Set problem.
Check each line of the entries below for the string "Revenue" and state how many lines have it, with no other text.

>>

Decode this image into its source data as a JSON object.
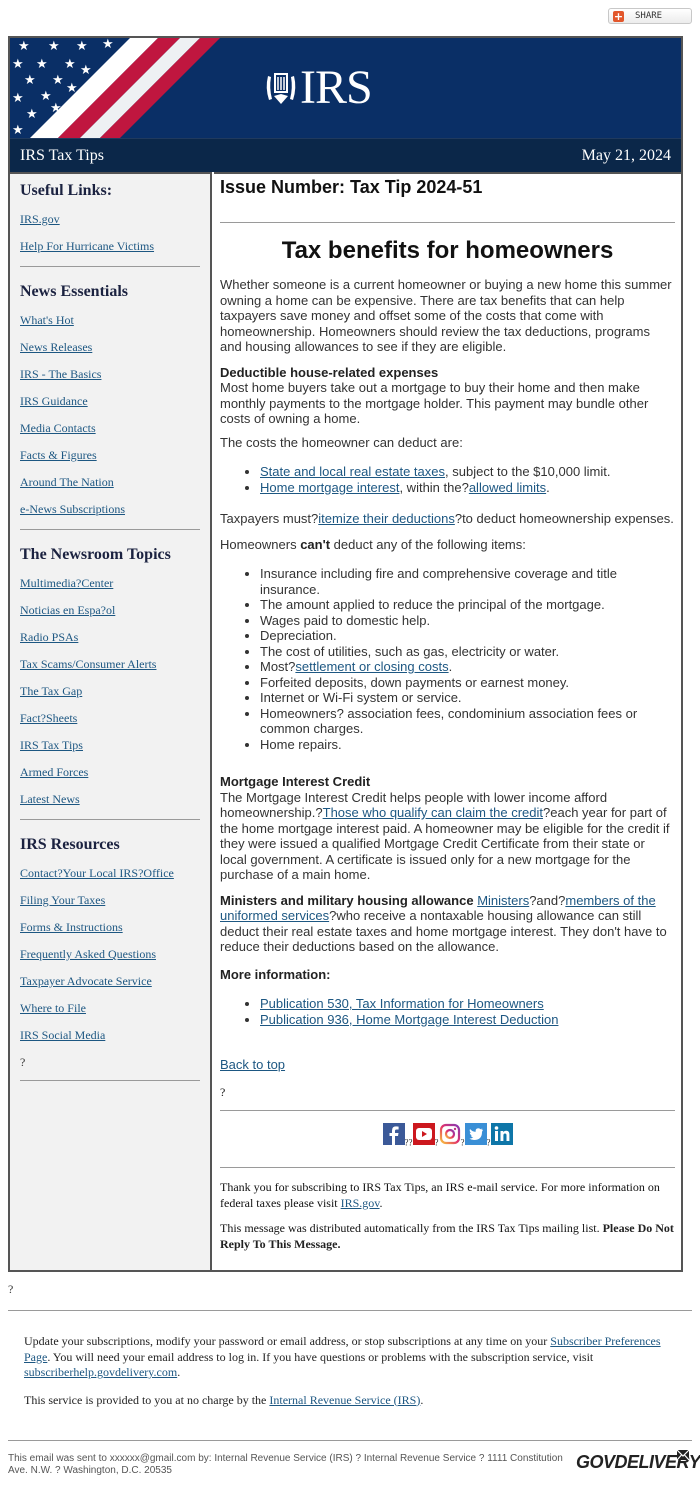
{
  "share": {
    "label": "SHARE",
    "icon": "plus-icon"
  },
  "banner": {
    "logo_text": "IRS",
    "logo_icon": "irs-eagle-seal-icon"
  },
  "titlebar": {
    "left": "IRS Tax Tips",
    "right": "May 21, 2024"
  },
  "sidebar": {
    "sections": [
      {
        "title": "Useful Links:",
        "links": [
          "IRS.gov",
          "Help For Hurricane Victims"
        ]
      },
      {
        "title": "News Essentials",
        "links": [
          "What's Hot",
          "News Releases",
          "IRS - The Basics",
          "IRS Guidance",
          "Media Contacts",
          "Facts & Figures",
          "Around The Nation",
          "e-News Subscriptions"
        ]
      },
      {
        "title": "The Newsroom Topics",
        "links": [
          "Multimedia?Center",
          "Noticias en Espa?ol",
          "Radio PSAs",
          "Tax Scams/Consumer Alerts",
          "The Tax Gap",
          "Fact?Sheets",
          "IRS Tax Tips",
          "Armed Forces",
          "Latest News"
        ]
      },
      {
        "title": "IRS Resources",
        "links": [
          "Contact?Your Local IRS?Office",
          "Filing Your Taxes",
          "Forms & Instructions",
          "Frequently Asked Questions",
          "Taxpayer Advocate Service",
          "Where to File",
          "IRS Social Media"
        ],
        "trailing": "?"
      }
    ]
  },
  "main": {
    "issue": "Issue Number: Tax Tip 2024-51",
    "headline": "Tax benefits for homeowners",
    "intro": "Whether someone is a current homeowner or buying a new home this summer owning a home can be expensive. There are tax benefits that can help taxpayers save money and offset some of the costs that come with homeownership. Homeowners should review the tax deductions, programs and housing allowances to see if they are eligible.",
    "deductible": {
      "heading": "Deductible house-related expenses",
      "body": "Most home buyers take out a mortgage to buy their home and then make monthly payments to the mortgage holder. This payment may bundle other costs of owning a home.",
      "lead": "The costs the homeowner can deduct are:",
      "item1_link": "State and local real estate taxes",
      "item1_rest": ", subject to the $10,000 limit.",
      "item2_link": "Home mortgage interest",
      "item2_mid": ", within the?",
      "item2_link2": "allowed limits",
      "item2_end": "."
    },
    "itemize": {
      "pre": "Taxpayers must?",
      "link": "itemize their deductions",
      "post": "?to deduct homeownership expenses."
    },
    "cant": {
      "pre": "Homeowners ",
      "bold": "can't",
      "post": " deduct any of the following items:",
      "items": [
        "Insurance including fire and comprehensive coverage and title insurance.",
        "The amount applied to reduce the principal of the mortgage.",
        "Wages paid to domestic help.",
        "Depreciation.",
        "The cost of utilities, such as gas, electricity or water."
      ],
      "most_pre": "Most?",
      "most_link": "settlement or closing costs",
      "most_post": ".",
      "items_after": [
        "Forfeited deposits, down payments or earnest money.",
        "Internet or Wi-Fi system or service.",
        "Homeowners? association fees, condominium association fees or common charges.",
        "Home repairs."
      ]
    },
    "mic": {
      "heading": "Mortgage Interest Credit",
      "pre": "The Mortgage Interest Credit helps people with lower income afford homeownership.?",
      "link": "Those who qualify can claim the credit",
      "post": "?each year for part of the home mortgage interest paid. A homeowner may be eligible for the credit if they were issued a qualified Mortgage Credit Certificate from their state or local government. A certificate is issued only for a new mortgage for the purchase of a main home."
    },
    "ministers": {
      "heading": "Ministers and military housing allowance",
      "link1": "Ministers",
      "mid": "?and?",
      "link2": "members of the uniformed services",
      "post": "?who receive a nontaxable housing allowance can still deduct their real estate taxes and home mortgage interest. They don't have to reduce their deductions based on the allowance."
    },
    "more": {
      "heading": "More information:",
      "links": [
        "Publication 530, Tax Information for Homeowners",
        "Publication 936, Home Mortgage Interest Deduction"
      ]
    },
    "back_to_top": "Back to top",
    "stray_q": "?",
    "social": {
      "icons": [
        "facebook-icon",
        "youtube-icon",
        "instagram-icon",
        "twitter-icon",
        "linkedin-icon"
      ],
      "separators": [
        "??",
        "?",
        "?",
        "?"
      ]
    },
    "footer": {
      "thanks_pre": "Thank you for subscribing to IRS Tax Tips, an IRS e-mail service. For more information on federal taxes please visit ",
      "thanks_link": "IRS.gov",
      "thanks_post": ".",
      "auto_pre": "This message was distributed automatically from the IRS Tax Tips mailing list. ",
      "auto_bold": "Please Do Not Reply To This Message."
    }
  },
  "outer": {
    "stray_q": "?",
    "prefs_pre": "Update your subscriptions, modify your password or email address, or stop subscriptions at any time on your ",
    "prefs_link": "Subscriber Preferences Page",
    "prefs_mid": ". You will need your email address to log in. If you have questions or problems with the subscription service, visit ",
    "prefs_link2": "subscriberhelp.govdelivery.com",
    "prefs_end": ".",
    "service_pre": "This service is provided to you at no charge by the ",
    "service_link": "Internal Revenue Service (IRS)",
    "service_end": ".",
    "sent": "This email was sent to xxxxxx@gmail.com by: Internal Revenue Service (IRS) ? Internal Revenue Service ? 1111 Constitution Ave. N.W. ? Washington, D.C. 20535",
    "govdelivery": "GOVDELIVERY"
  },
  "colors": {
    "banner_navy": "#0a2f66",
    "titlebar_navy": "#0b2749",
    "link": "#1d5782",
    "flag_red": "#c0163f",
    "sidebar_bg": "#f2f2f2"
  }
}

<<
>>

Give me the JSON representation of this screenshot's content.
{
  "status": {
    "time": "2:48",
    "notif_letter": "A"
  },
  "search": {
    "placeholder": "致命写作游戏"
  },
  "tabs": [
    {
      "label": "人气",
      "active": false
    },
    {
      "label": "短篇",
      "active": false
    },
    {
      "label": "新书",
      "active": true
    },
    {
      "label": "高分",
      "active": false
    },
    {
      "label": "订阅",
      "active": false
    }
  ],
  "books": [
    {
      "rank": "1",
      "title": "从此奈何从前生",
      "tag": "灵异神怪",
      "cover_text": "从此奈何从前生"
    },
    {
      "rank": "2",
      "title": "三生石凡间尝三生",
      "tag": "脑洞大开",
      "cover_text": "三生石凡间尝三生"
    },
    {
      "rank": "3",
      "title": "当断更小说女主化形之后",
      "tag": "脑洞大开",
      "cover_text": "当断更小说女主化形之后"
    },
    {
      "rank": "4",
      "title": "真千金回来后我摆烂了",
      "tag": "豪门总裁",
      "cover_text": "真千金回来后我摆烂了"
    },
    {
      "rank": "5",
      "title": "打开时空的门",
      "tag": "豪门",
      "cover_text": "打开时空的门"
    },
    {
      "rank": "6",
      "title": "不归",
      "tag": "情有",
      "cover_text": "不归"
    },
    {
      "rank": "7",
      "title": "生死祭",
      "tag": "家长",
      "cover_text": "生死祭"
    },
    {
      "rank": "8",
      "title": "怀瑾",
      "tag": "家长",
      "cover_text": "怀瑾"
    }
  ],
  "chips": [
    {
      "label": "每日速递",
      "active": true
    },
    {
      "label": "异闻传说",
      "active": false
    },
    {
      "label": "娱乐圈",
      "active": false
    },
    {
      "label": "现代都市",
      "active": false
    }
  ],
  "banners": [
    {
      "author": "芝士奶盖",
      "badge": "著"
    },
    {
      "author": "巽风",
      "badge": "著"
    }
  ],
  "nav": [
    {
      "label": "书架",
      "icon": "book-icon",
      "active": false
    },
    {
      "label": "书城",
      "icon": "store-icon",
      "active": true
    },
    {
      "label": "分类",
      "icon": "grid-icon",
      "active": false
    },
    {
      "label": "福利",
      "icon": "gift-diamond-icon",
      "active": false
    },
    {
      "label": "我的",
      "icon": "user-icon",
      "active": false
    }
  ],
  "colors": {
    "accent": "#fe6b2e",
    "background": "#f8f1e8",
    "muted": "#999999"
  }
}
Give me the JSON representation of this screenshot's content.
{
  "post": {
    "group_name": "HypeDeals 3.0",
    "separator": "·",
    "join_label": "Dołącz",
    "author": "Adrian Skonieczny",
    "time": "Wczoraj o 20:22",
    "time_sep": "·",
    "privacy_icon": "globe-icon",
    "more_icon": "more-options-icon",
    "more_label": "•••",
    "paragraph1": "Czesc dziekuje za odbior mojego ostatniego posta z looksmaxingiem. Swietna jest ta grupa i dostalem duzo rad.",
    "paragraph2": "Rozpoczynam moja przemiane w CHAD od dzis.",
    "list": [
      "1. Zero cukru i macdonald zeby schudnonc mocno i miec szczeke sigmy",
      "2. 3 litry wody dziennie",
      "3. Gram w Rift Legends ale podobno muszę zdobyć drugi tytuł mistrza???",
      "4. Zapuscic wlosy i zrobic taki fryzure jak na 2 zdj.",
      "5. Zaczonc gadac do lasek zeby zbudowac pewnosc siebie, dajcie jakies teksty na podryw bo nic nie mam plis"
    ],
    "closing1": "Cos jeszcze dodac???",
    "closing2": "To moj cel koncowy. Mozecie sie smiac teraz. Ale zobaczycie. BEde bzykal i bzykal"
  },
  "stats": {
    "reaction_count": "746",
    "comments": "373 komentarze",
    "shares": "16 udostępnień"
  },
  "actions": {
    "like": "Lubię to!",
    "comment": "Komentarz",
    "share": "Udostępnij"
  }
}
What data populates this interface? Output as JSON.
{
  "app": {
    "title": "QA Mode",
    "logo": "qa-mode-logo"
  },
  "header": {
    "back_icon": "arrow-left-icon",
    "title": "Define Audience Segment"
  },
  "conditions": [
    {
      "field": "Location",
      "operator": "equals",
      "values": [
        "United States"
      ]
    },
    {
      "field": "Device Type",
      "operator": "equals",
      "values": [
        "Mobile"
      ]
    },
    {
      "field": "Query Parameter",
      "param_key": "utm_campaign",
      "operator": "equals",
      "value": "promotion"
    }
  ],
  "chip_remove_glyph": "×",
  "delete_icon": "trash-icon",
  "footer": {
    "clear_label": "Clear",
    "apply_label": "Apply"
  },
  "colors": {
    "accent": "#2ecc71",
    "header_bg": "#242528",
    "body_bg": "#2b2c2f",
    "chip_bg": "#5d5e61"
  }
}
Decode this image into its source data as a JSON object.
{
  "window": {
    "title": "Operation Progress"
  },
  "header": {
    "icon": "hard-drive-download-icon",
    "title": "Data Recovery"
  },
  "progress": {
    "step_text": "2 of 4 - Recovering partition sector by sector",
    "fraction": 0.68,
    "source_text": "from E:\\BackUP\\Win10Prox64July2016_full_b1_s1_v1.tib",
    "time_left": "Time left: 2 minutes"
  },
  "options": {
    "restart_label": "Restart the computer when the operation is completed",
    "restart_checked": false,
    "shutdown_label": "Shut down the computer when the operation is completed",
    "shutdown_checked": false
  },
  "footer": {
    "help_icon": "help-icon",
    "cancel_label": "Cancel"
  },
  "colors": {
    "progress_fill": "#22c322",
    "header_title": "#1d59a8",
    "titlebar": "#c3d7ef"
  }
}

<<

Task answer.
2